### SET PROBLEM
Lines that hold the word "提高一次性合格率" should be located and copied.

--- Start of DATA IN THIS EXERCISE ---

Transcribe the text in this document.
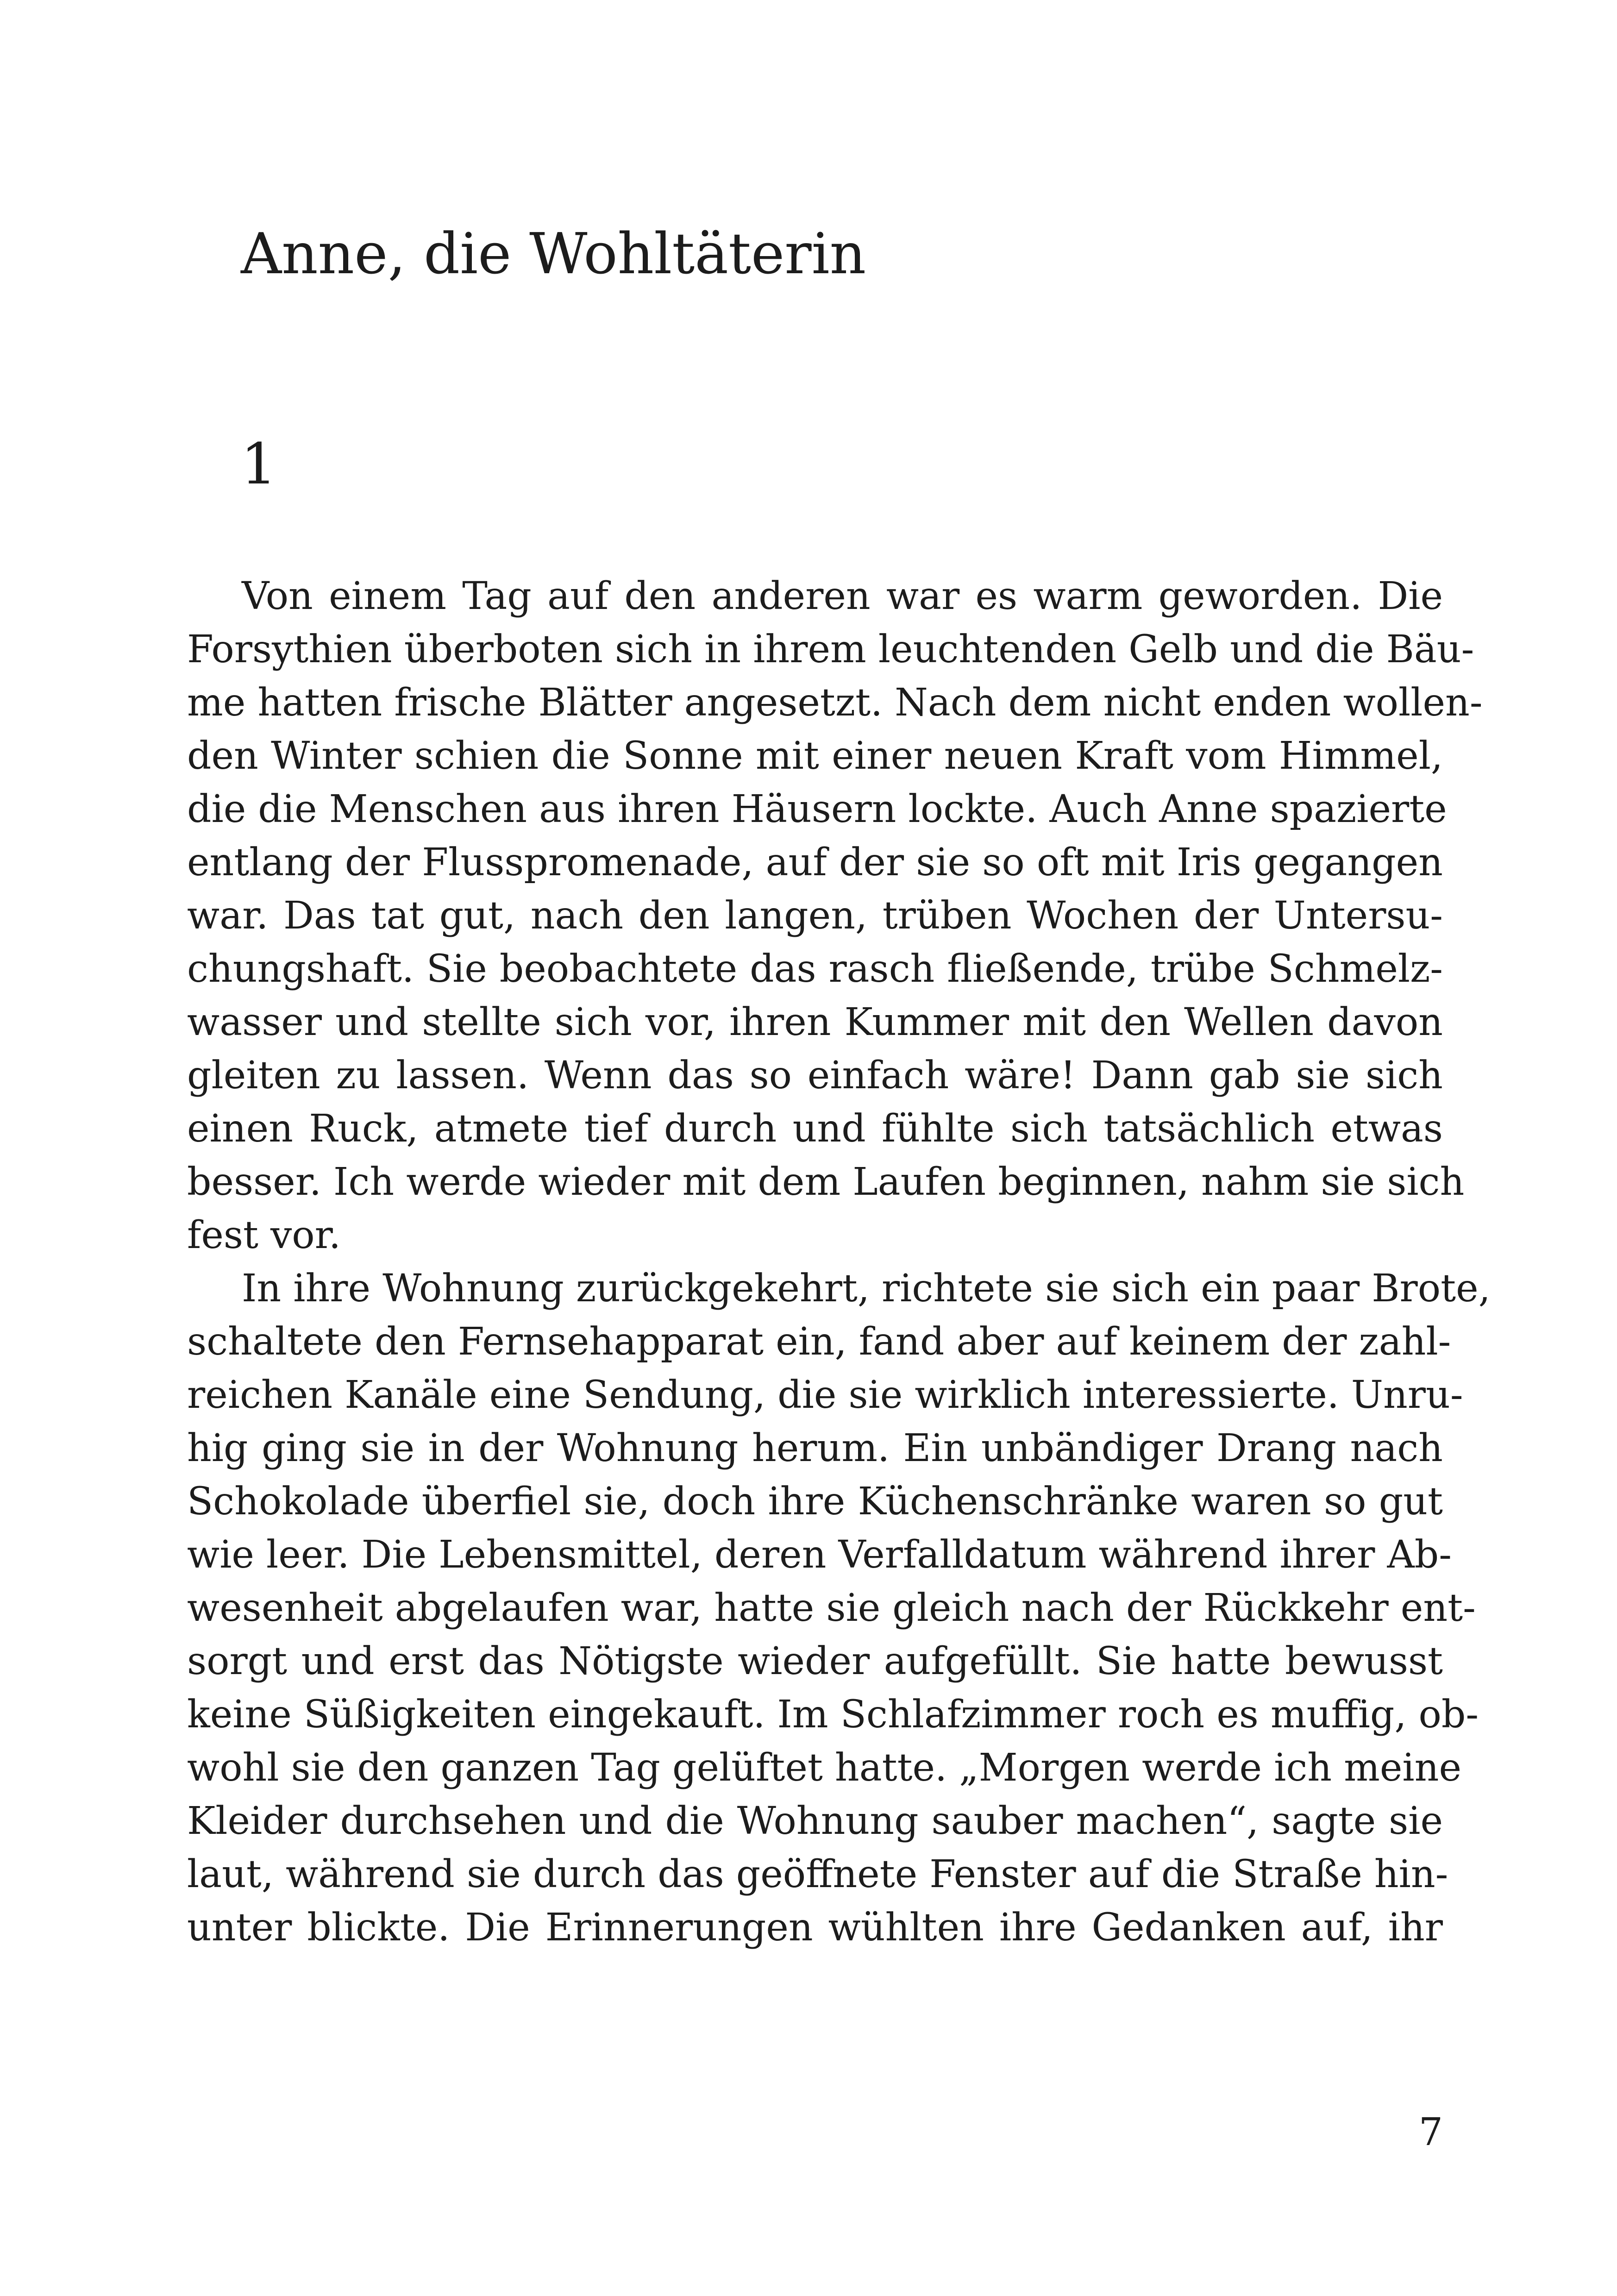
Anne, die Wohltäterin
1
Von einem Tag auf den anderen war es warm geworden. Die
Forsythien überboten sich in ihrem leuchtenden Gelb und die Bäu-
me hatten frische Blätter angesetzt. Nach dem nicht enden wollen-
den Winter schien die Sonne mit einer neuen Kraft vom Himmel,
die die Menschen aus ihren Häusern lockte. Auch Anne spazierte
entlang der Flusspromenade, auf der sie so oft mit Iris gegangen
war. Das tat gut, nach den langen, trüben Wochen der Untersu-
chungshaft. Sie beobachtete das rasch fließende, trübe Schmelz-
wasser und stellte sich vor, ihren Kummer mit den Wellen davon
gleiten zu lassen. Wenn das so einfach wäre! Dann gab sie sich
einen Ruck, atmete tief durch und fühlte sich tatsächlich etwas
besser. Ich werde wieder mit dem Laufen beginnen, nahm sie sich
fest vor.
In ihre Wohnung zurückgekehrt, richtete sie sich ein paar Brote,
schaltete den Fernsehapparat ein, fand aber auf keinem der zahl-
reichen Kanäle eine Sendung, die sie wirklich interessierte. Unru-
hig ging sie in der Wohnung herum. Ein unbändiger Drang nach
Schokolade überfiel sie, doch ihre Küchenschränke waren so gut
wie leer. Die Lebensmittel, deren Verfalldatum während ihrer Ab-
wesenheit abgelaufen war, hatte sie gleich nach der Rückkehr ent-
sorgt und erst das Nötigste wieder aufgefüllt. Sie hatte bewusst
keine Süßigkeiten eingekauft. Im Schlafzimmer roch es muffig, ob-
wohl sie den ganzen Tag gelüftet hatte. „Morgen werde ich meine
Kleider durchsehen und die Wohnung sauber machen“, sagte sie
laut, während sie durch das geöffnete Fenster auf die Straße hin-
unter blickte. Die Erinnerungen wühlten ihre Gedanken auf, ihr
7
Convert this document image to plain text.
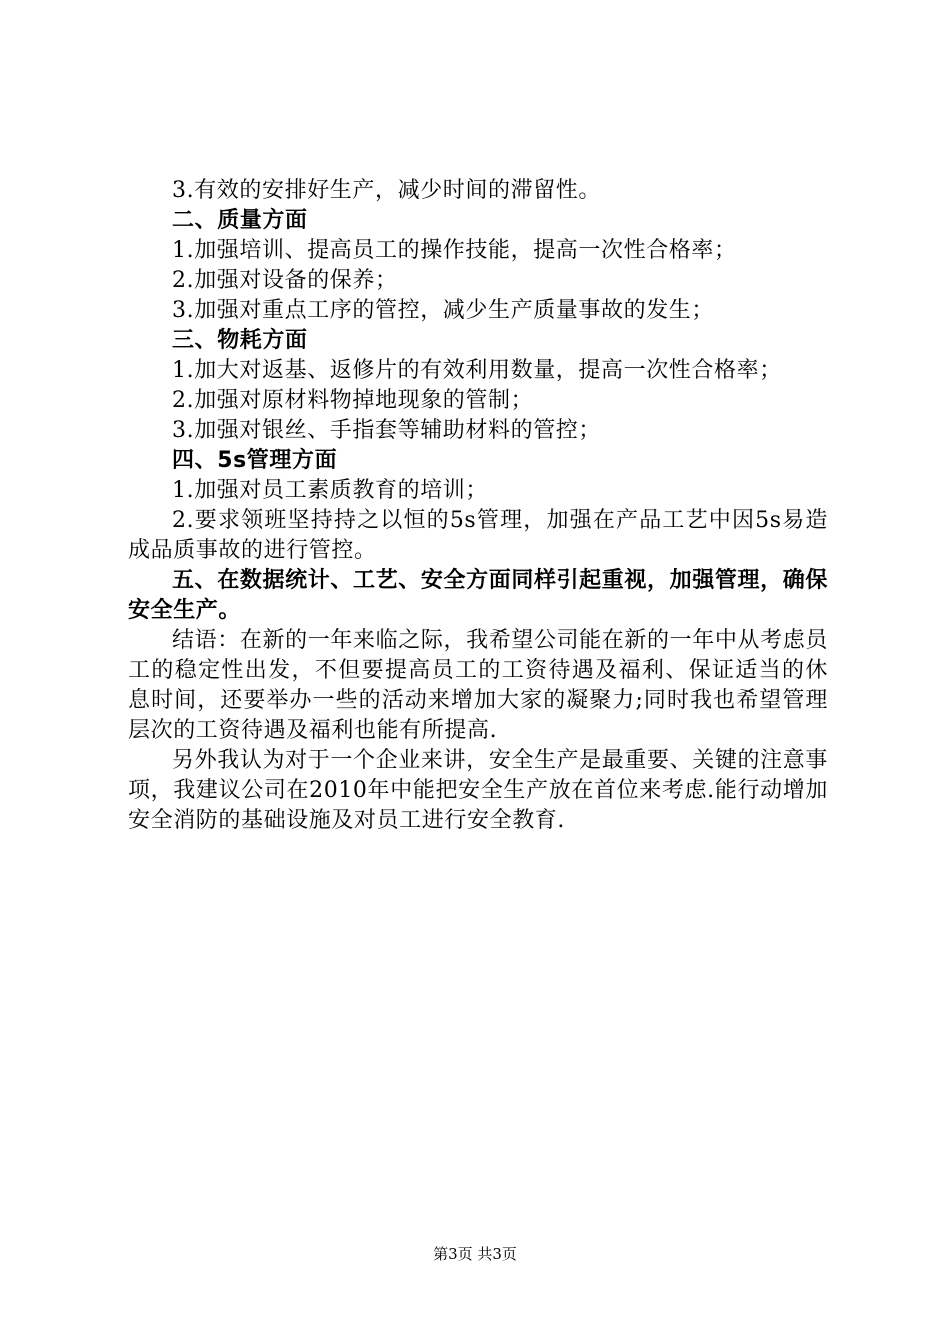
3.有效的安排好生产，减少时间的滞留性。

二、质量方面

1.加强培训、提高员工的操作技能，提高一次性合格率；

2.加强对设备的保养；

3.加强对重点工序的管控，减少生产质量事故的发生；

三、物耗方面

1.加大对返基、返修片的有效利用数量，提高一次性合格率；

2.加强对原材料物掉地现象的管制；

3.加强对银丝、手指套等辅助材料的管控；

四、5s管理方面

1.加强对员工素质教育的培训；

2.要求领班坚持持之以恒的5s管理，加强在产品工艺中因5s易造成品质事故的进行管控。

五、在数据统计、工艺、安全方面同样引起重视，加强管理，确保安全生产。

结语：在新的一年来临之际，我希望公司能在新的一年中从考虑员工的稳定性出发，不但要提高员工的工资待遇及福利、保证适当的休息时间，还要举办一些的活动来增加大家的凝聚力;同时我也希望管理层次的工资待遇及福利也能有所提高.

另外我认为对于一个企业来讲，安全生产是最重要、关键的注意事项，我建议公司在2010年中能把安全生产放在首位来考虑.能行动增加安全消防的基础设施及对员工进行安全教育.

第3页 共3页
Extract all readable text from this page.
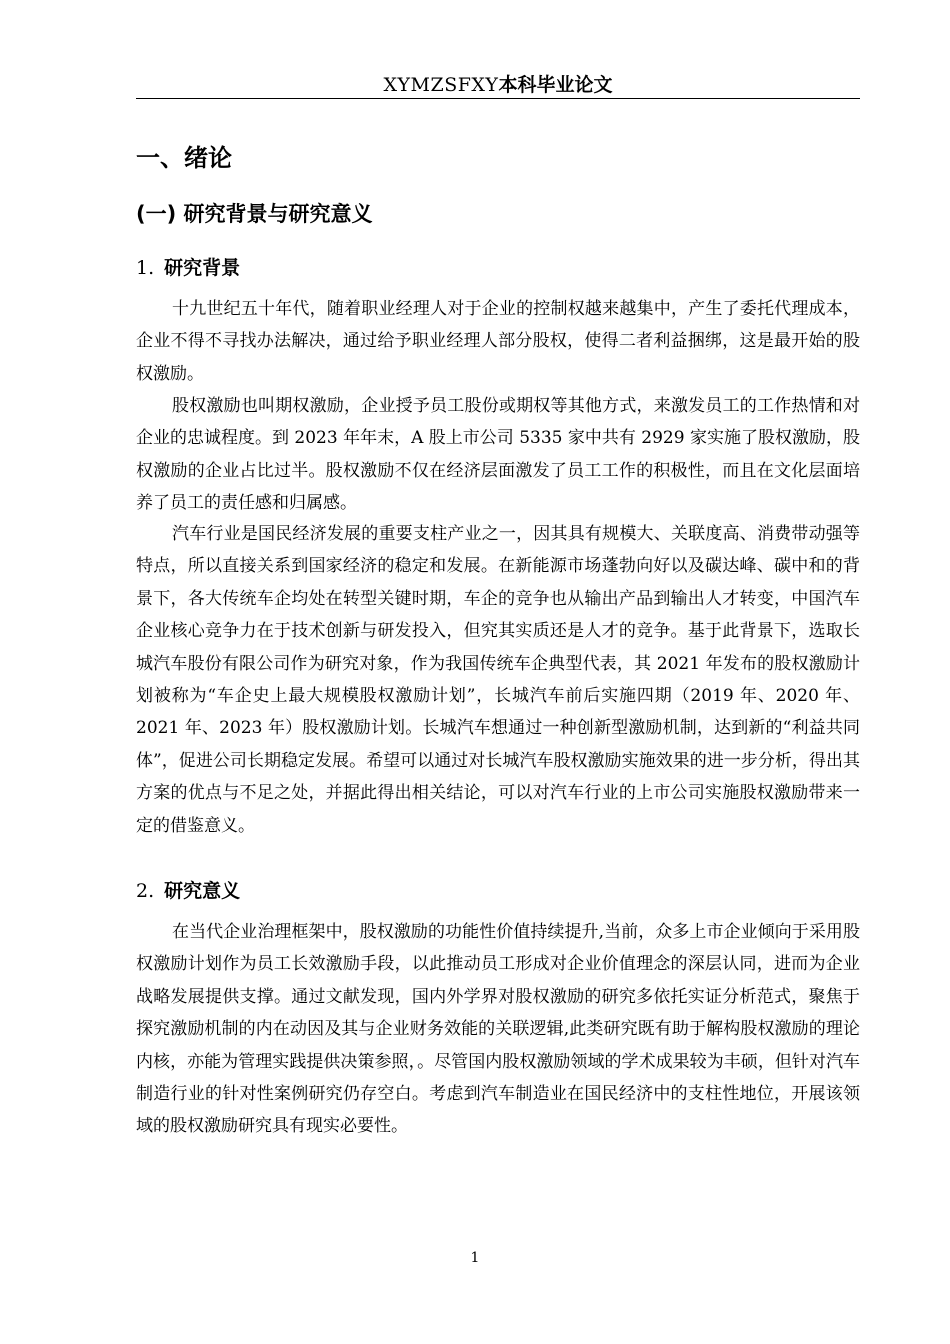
XYMZSFXY本科毕业论文
一、绪论
(一) 研究背景与研究意义
1. 研究背景

十九世纪五十年代，随着职业经理人对于企业的控制权越来越集中，产生了委托代理成本，企业不得不寻找办法解决，通过给予职业经理人部分股权，使得二者利益捆绑，这是最开始的股权激励。

股权激励也叫期权激励，企业授予员工股份或期权等其他方式，来激发员工的工作热情和对企业的忠诚程度。到 2023 年年末，A 股上市公司 5335 家中共有 2929 家实施了股权激励，股权激励的企业占比过半。股权激励不仅在经济层面激发了员工工作的积极性，而且在文化层面培养了员工的责任感和归属感。

汽车行业是国民经济发展的重要支柱产业之一，因其具有规模大、关联度高、消费带动强等特点，所以直接关系到国家经济的稳定和发展。在新能源市场蓬勃向好以及碳达峰、碳中和的背景下，各大传统车企均处在转型关键时期，车企的竞争也从输出产品到输出人才转变，中国汽车企业核心竞争力在于技术创新与研发投入，但究其实质还是人才的竞争。基于此背景下，选取长城汽车股份有限公司作为研究对象，作为我国传统车企典型代表，其 2021 年发布的股权激励计划被称为“车企史上最大规模股权激励计划”，长城汽车前后实施四期（2019 年、2020 年、2021 年、2023 年）股权激励计划。长城汽车想通过一种创新型激励机制，达到新的“利益共同体”，促进公司长期稳定发展。希望可以通过对长城汽车股权激励实施效果的进一步分析，得出其方案的优点与不足之处，并据此得出相关结论，可以对汽车行业的上市公司实施股权激励带来一定的借鉴意义。

2. 研究意义

在当代企业治理框架中，股权激励的功能性价值持续提升,当前，众多上市企业倾向于采用股权激励计划作为员工长效激励手段，以此推动员工形成对企业价值理念的深层认同，进而为企业战略发展提供支撑。通过文献发现，国内外学界对股权激励的研究多依托实证分析范式，聚焦于探究激励机制的内在动因及其与企业财务效能的关联逻辑,此类研究既有助于解构股权激励的理论内核，亦能为管理实践提供决策参照，。尽管国内股权激励领域的学术成果较为丰硕，但针对汽车制造行业的针对性案例研究仍存空白。考虑到汽车制造业在国民经济中的支柱性地位，开展该领域的股权激励研究具有现实必要性。

1
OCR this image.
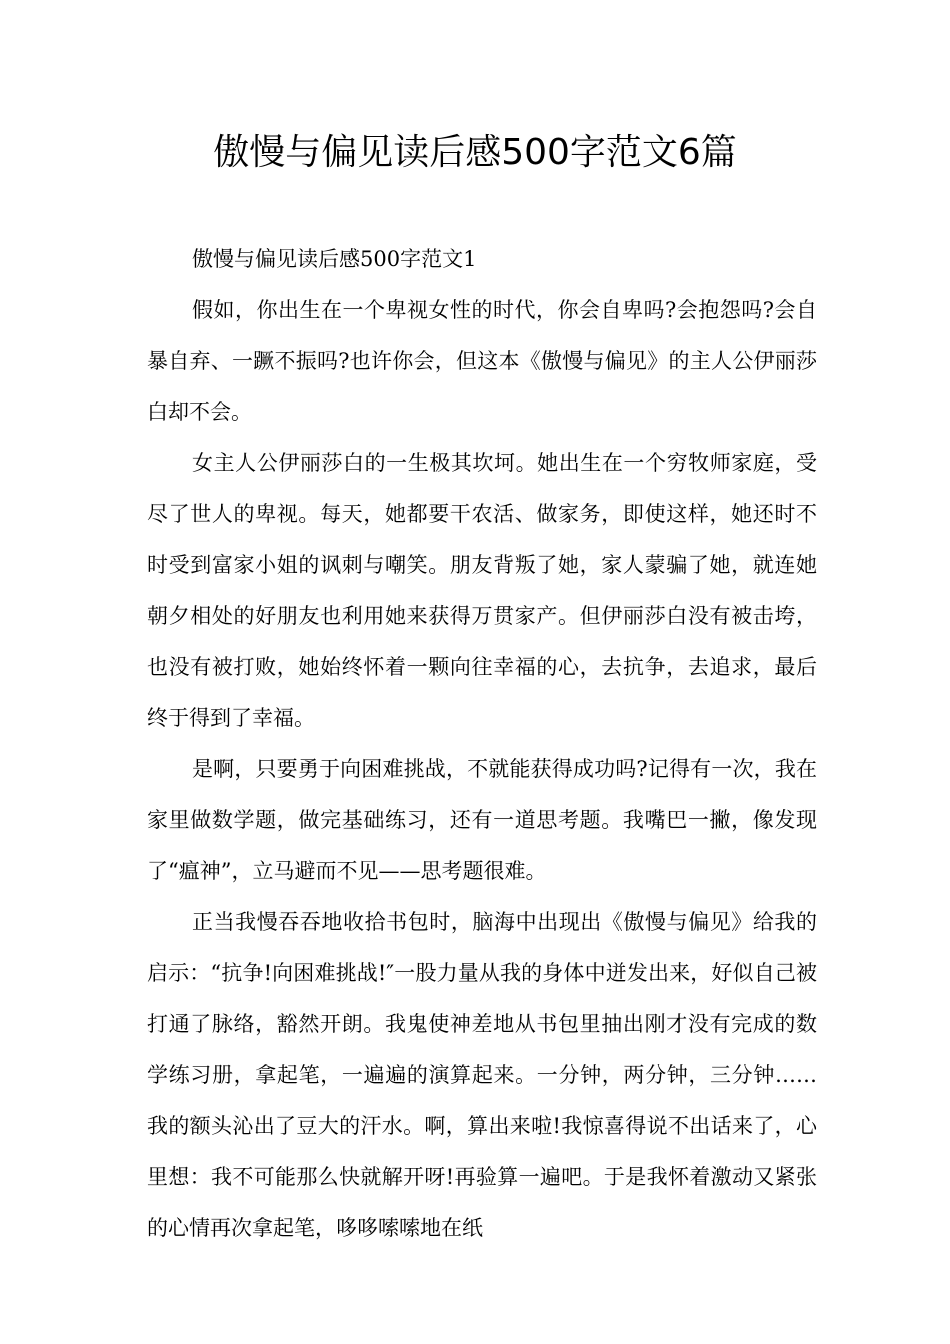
傲慢与偏见读后感500字范文6篇

傲慢与偏见读后感500字范文1

假如，你出生在一个卑视女性的时代，你会自卑吗?会抱怨吗?会自暴自弃、一蹶不振吗?也许你会，但这本《傲慢与偏见》的主人公伊丽莎白却不会。

女主人公伊丽莎白的一生极其坎坷。她出生在一个穷牧师家庭，受尽了世人的卑视。每天，她都要干农活、做家务，即使这样，她还时不时受到富家小姐的讽刺与嘲笑。朋友背叛了她，家人蒙骗了她，就连她朝夕相处的好朋友也利用她来获得万贯家产。但伊丽莎白没有被击垮，也没有被打败，她始终怀着一颗向往幸福的心，去抗争，去追求，最后终于得到了幸福。

是啊，只要勇于向困难挑战，不就能获得成功吗?记得有一次，我在家里做数学题，做完基础练习，还有一道思考题。我嘴巴一撇，像发现了“瘟神”，立马避而不见——思考题很难。

正当我慢吞吞地收拾书包时，脑海中出现出《傲慢与偏见》给我的启示：“抗争!向困难挑战!″一股力量从我的身体中迸发出来，好似自己被打通了脉络，豁然开朗。我鬼使神差地从书包里抽出刚才没有完成的数学练习册，拿起笔，一遍遍的演算起来。一分钟，两分钟，三分钟……我的额头沁出了豆大的汗水。啊，算出来啦!我惊喜得说不出话来了，心里想：我不可能那么快就解开呀!再验算一遍吧。于是我怀着激动又紧张的心情再次拿起笔，哆哆嗦嗦地在纸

--- End of DATA IN THIS EXERCISE ---

### REPLY
1.加强培训、提高员工的操作技能，提高一次性合格率；
1.加大对返基、返修片的有效利用数量，提高一次性合格率；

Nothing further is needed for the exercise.